● Given task: In the data below, find every line with the string "pila" and pull it out.

● Source material:

-------------------------

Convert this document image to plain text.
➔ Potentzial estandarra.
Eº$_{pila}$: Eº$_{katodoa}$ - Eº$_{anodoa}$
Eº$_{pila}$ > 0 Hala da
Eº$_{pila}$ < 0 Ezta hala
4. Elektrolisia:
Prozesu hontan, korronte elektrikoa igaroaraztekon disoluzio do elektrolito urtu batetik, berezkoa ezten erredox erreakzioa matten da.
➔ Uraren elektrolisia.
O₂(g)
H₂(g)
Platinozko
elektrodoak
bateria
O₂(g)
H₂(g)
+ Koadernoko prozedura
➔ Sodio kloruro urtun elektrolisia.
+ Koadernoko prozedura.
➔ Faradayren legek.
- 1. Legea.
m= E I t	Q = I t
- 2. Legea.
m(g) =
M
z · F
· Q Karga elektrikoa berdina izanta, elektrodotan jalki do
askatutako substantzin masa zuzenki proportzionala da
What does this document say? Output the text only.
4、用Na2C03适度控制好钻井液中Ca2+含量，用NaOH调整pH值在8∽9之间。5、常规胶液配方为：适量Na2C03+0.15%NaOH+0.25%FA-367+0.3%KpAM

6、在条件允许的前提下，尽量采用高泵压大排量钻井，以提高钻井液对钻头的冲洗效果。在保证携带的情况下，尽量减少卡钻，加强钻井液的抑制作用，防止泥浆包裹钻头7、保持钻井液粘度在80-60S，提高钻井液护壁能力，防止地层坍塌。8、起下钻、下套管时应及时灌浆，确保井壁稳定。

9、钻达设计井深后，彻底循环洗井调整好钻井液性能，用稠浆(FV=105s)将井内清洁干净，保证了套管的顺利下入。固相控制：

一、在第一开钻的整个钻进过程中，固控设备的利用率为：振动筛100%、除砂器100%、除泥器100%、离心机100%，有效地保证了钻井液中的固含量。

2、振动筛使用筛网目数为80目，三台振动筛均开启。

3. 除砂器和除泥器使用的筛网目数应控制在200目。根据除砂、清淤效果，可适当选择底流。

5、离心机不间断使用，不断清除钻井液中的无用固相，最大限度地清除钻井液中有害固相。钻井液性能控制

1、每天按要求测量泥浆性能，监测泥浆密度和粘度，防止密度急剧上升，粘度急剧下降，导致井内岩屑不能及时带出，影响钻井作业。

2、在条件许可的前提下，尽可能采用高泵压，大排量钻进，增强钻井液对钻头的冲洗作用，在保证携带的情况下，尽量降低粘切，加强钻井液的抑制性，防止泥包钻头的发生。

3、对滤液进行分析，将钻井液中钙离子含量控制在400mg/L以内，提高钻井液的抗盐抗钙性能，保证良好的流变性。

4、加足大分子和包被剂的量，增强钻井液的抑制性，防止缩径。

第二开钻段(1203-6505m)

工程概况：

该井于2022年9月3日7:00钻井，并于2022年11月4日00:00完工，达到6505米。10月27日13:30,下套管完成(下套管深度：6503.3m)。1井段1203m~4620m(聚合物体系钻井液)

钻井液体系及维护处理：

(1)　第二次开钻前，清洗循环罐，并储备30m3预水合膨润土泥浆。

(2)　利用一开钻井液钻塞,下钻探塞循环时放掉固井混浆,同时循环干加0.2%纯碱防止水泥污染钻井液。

-------------------------

● Result for this exercise:
Eº$_{pila}$: Eº$_{katodoa}$ - Eº$_{anodoa}$
Eº$_{pila}$ > 0 Hala da
Eº$_{pila}$ < 0 Ezta hala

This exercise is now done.